Job: Leaving out all images, write out the records that follow exactly.

Data supplied:
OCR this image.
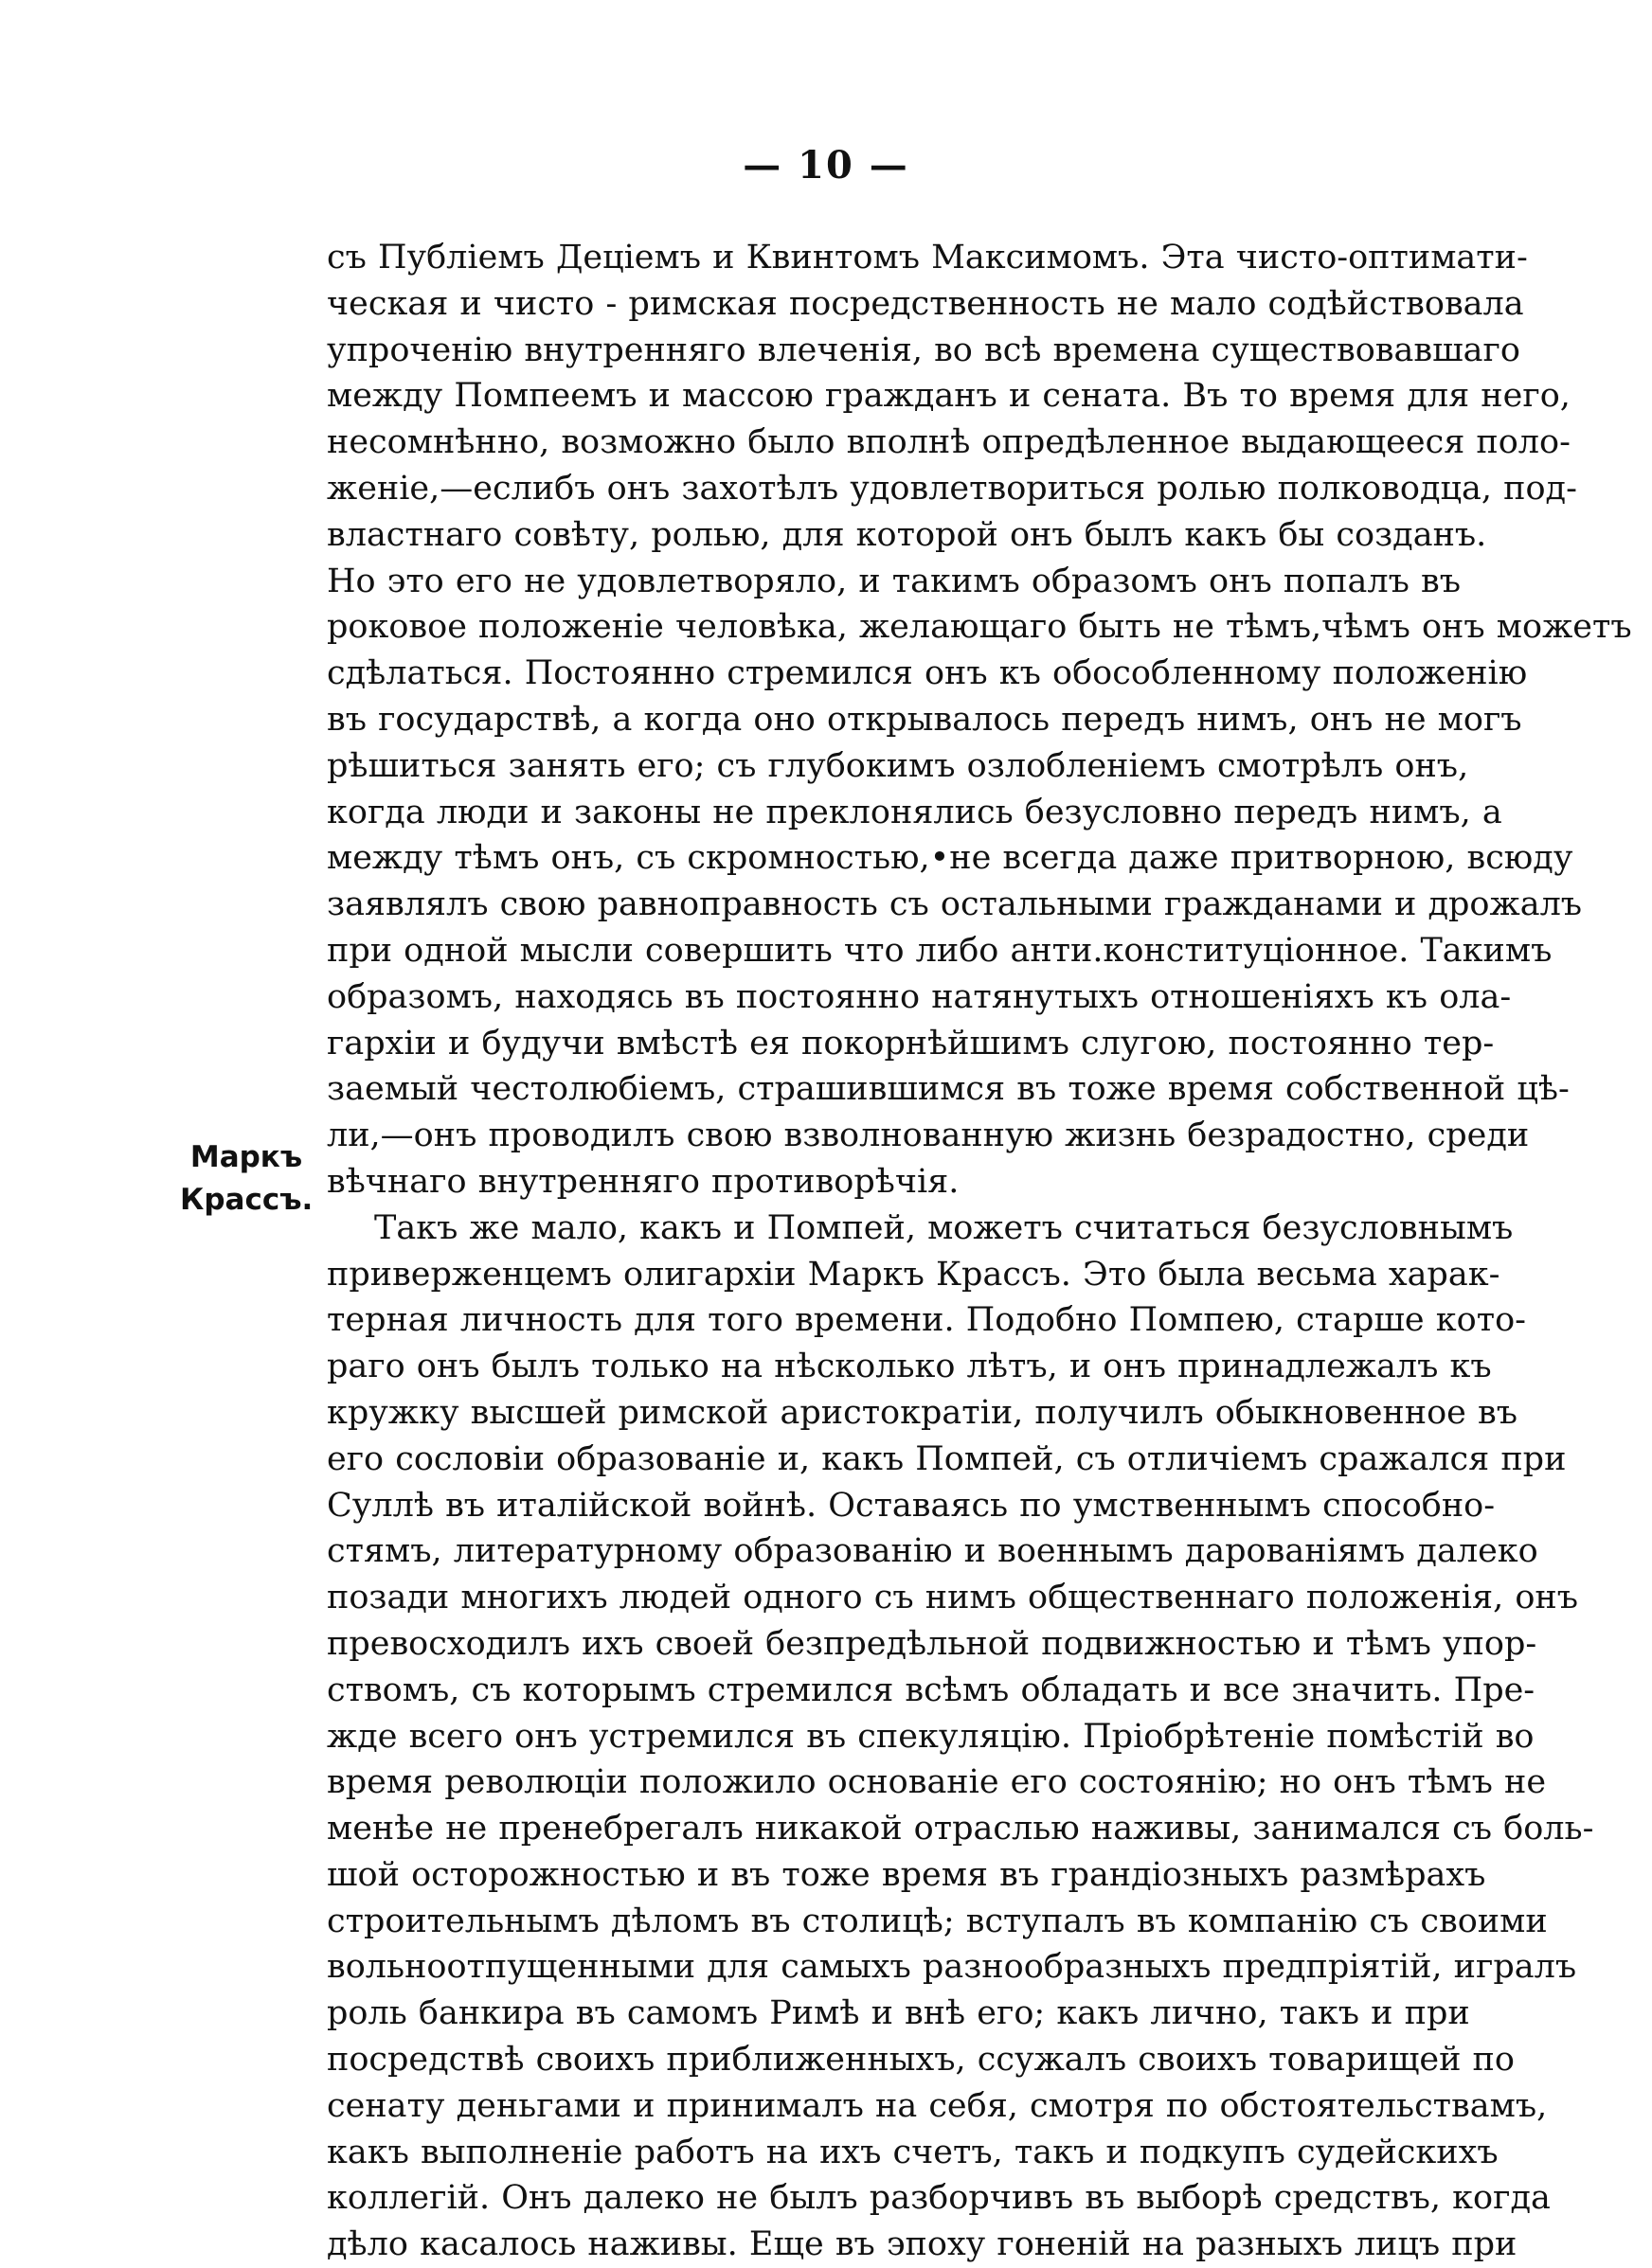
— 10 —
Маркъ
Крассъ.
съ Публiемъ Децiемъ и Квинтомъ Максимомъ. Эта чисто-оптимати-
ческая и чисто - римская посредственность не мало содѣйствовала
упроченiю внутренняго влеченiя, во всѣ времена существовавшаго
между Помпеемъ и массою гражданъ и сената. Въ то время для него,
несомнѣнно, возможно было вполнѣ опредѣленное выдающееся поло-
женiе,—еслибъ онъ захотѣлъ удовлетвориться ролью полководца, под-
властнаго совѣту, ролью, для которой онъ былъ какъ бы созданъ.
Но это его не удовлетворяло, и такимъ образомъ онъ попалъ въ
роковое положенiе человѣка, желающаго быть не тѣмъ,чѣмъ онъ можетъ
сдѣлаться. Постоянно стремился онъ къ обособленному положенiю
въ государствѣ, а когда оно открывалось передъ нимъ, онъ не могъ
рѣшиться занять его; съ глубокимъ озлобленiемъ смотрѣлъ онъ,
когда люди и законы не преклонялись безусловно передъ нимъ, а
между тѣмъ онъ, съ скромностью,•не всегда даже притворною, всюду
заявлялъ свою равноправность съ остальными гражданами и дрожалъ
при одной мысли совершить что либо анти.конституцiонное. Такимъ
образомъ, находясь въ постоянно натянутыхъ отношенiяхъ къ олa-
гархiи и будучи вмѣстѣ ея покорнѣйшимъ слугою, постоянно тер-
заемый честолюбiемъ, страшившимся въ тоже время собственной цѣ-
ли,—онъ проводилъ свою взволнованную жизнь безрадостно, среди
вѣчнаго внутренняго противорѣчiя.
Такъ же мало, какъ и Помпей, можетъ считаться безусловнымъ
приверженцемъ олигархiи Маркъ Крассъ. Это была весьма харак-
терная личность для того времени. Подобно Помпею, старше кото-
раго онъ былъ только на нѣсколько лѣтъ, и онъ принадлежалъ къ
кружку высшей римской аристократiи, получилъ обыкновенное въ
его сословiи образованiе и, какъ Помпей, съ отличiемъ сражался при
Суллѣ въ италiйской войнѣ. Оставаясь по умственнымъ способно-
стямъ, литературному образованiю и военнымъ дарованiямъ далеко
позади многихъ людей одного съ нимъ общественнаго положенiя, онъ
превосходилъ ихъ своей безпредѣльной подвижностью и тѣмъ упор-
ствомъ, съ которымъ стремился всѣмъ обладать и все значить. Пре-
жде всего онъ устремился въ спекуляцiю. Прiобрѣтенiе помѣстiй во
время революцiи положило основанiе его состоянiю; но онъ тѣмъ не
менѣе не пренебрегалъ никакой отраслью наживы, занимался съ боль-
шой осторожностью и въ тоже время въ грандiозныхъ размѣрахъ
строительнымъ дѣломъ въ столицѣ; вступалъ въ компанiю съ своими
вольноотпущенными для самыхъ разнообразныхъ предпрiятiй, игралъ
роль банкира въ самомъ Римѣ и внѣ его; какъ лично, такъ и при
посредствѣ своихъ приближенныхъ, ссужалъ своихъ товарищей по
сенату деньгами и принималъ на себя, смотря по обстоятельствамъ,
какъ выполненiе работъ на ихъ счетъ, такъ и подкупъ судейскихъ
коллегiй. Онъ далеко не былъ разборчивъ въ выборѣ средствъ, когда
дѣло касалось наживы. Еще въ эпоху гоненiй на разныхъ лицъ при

Task solution:
OCR this image.
— 10 —
Маркъ
Крассъ.
съ Публiемъ Децiемъ и Квинтомъ Максимомъ. Эта чисто-оптимати-
ческая и чисто - римская посредственность не мало содѣйствовала
упроченiю внутренняго влеченiя, во всѣ времена существовавшаго
между Помпеемъ и массою гражданъ и сената. Въ то время для него,
несомнѣнно, возможно было вполнѣ опредѣленное выдающееся поло-
женiе,—еслибъ онъ захотѣлъ удовлетвориться ролью полководца, под-
властнаго совѣту, ролью, для которой онъ былъ какъ бы созданъ.
Но это его не удовлетворяло, и такимъ образомъ онъ попалъ въ
роковое положенiе человѣка, желающаго быть не тѣмъ,чѣмъ онъ можетъ
сдѣлаться. Постоянно стремился онъ къ обособленному положенiю
въ государствѣ, а когда оно открывалось передъ нимъ, онъ не могъ
рѣшиться занять его; съ глубокимъ озлобленiемъ смотрѣлъ онъ,
когда люди и законы не преклонялись безусловно передъ нимъ, а
между тѣмъ онъ, съ скромностью,•не всегда даже притворною, всюду
заявлялъ свою равноправность съ остальными гражданами и дрожалъ
при одной мысли совершить что либо анти.конституцiонное. Такимъ
образомъ, находясь въ постоянно натянутыхъ отношенiяхъ къ олa-
гархiи и будучи вмѣстѣ ея покорнѣйшимъ слугою, постоянно тер-
заемый честолюбiемъ, страшившимся въ тоже время собственной цѣ-
ли,—онъ проводилъ свою взволнованную жизнь безрадостно, среди
вѣчнаго внутренняго противорѣчiя.
Такъ же мало, какъ и Помпей, можетъ считаться безусловнымъ
приверженцемъ олигархiи Маркъ Крассъ. Это была весьма харак-
терная личность для того времени. Подобно Помпею, старше кото-
раго онъ былъ только на нѣсколько лѣтъ, и онъ принадлежалъ къ
кружку высшей римской аристократiи, получилъ обыкновенное въ
его сословiи образованiе и, какъ Помпей, съ отличiемъ сражался при
Суллѣ въ италiйской войнѣ. Оставаясь по умственнымъ способно-
стямъ, литературному образованiю и военнымъ дарованiямъ далеко
позади многихъ людей одного съ нимъ общественнаго положенiя, онъ
превосходилъ ихъ своей безпредѣльной подвижностью и тѣмъ упор-
ствомъ, съ которымъ стремился всѣмъ обладать и все значить. Пре-
жде всего онъ устремился въ спекуляцiю. Прiобрѣтенiе помѣстiй во
время революцiи положило основанiе его состоянiю; но онъ тѣмъ не
менѣе не пренебрегалъ никакой отраслью наживы, занимался съ боль-
шой осторожностью и въ тоже время въ грандiозныхъ размѣрахъ
строительнымъ дѣломъ въ столицѣ; вступалъ въ компанiю съ своими
вольноотпущенными для самыхъ разнообразныхъ предпрiятiй, игралъ
роль банкира въ самомъ Римѣ и внѣ его; какъ лично, такъ и при
посредствѣ своихъ приближенныхъ, ссужалъ своихъ товарищей по
сенату деньгами и принималъ на себя, смотря по обстоятельствамъ,
какъ выполненiе работъ на ихъ счетъ, такъ и подкупъ судейскихъ
коллегiй. Онъ далеко не былъ разборчивъ въ выборѣ средствъ, когда
дѣло касалось наживы. Еще въ эпоху гоненiй на разныхъ лицъ при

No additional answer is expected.